*Task instructions*:
Transcribe each line of the material as it is, and drop any picture.

*Data entries*:
#####

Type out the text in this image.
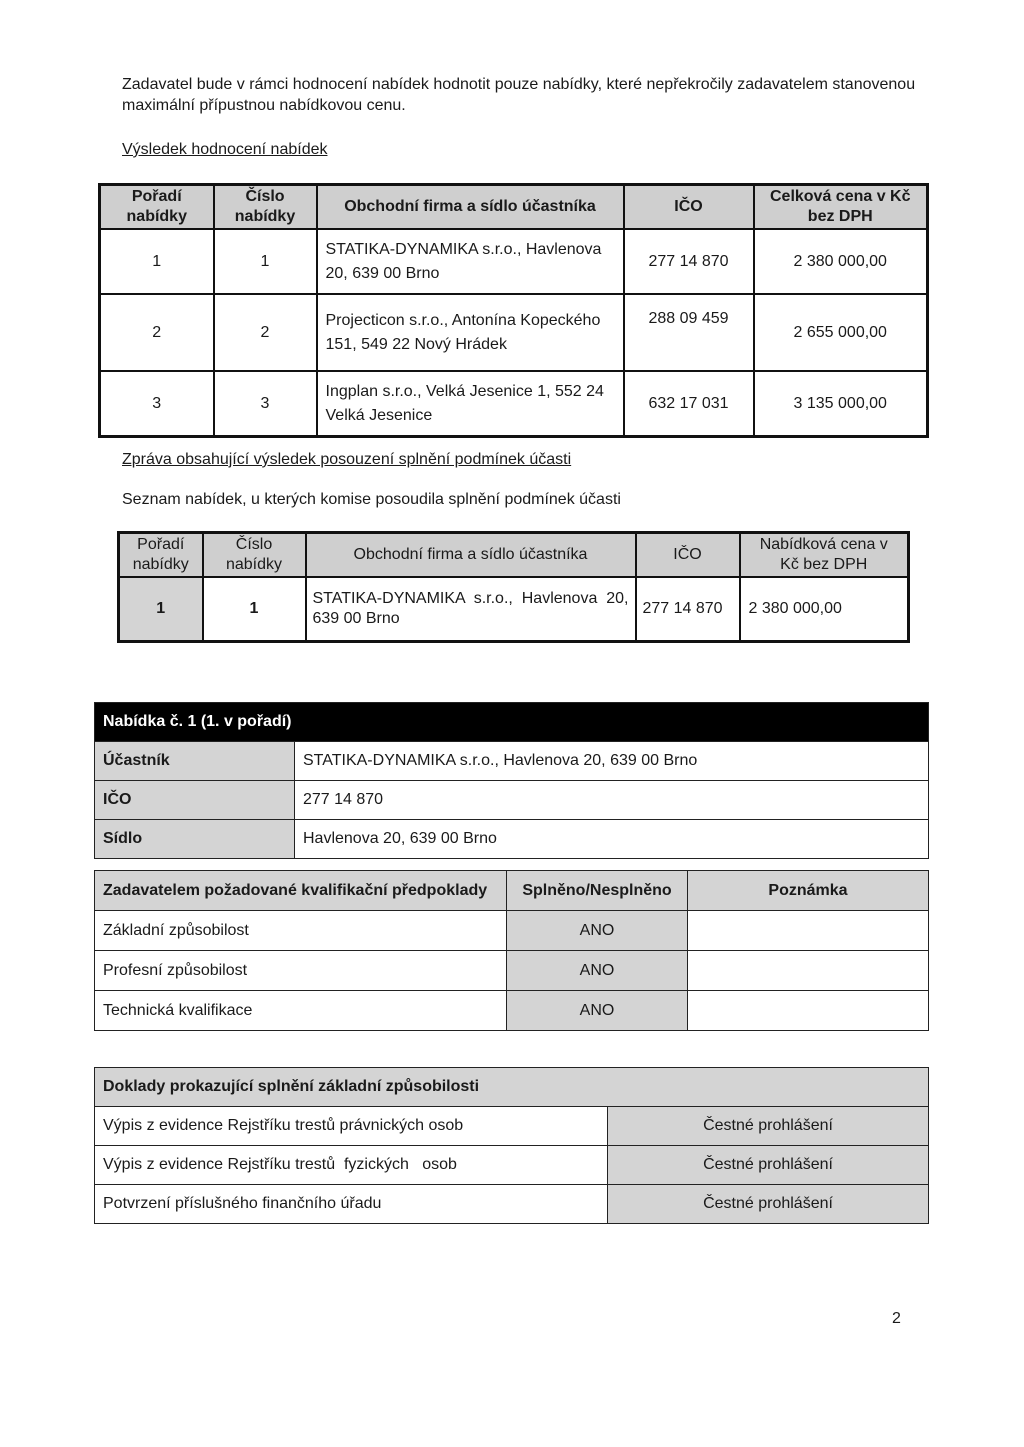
Zadavatel bude v rámci hodnocení nabídek hodnotit pouze nabídky, které nepřekročily zadavatelem stanovenou maximální přípustnou nabídkovou cenu.

Výsledek hodnocení nabídek

Pořadí nabídky	Číslo nabídky	Obchodní firma a sídlo účastníka	IČO	Celková cena v Kč bez DPH
1	1	STATIKA-DYNAMIKA s.r.o., Havlenova 20, 639 00 Brno	277 14 870	2 380 000,00
2	2	Projecticon s.r.o., Antonína Kopeckého 151, 549 22 Nový Hrádek	288 09 459	2 655 000,00
3	3	Ingplan s.r.o., Velká Jesenice 1, 552 24 Velká Jesenice	632 17 031	3 135 000,00

Zpráva obsahující výsledek posouzení splnění podmínek účasti

Seznam nabídek, u kterých komise posoudila splnění podmínek účasti

Pořadí nabídky	Číslo nabídky	Obchodní firma a sídlo účastníka	IČO	Nabídková cena v Kč bez DPH
1	1	STATIKA-DYNAMIKA s.r.o., Havlenova 20, 639 00 Brno	277 14 870	2 380 000,00
Nabídka č. 1 (1. v pořadí)	
Účastník	STATIKA-DYNAMIKA s.r.o., Havlenova 20, 639 00 Brno
IČO	277 14 870
Sídlo	Havlenova 20, 639 00 Brno
Zadavatelem požadované kvalifikační předpoklady	Splněno/Nesplněno	Poznámka
Základní způsobilost	ANO	
Profesní způsobilost	ANO	
Technická kvalifikace	ANO	
Doklady prokazující splnění základní způsobilosti	
Výpis z evidence Rejstříku trestů právnických osob	Čestné prohlášení
Výpis z evidence Rejstříku trestů  fyzických   osob	Čestné prohlášení
Potvrzení příslušného finančního úřadu	Čestné prohlášení

2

#####

*Problem solution*:
Type out the text in this image.
Zadavatel bude v rámci hodnocení nabídek hodnotit pouze nabídky, které nepřekročily zadavatelem stanovenou maximální přípustnou nabídkovou cenu.

Výsledek hodnocení nabídek

Pořadí nabídky	Číslo nabídky	Obchodní firma a sídlo účastníka	IČO	Celková cena v Kč bez DPH
1	1	STATIKA-DYNAMIKA s.r.o., Havlenova 20, 639 00 Brno	277 14 870	2 380 000,00
2	2	Projecticon s.r.o., Antonína Kopeckého 151, 549 22 Nový Hrádek	288 09 459	2 655 000,00
3	3	Ingplan s.r.o., Velká Jesenice 1, 552 24 Velká Jesenice	632 17 031	3 135 000,00

Zpráva obsahující výsledek posouzení splnění podmínek účasti

Seznam nabídek, u kterých komise posoudila splnění podmínek účasti

Pořadí nabídky	Číslo nabídky	Obchodní firma a sídlo účastníka	IČO	Nabídková cena v Kč bez DPH
1	1	STATIKA-DYNAMIKA s.r.o., Havlenova 20, 639 00 Brno	277 14 870	2 380 000,00
Nabídka č. 1 (1. v pořadí)	
Účastník	STATIKA-DYNAMIKA s.r.o., Havlenova 20, 639 00 Brno
IČO	277 14 870
Sídlo	Havlenova 20, 639 00 Brno
Zadavatelem požadované kvalifikační předpoklady	Splněno/Nesplněno	Poznámka
Základní způsobilost	ANO	
Profesní způsobilost	ANO	
Technická kvalifikace	ANO	
Doklady prokazující splnění základní způsobilosti	
Výpis z evidence Rejstříku trestů právnických osob	Čestné prohlášení
Výpis z evidence Rejstříku trestů  fyzických   osob	Čestné prohlášení
Potvrzení příslušného finančního úřadu	Čestné prohlášení

2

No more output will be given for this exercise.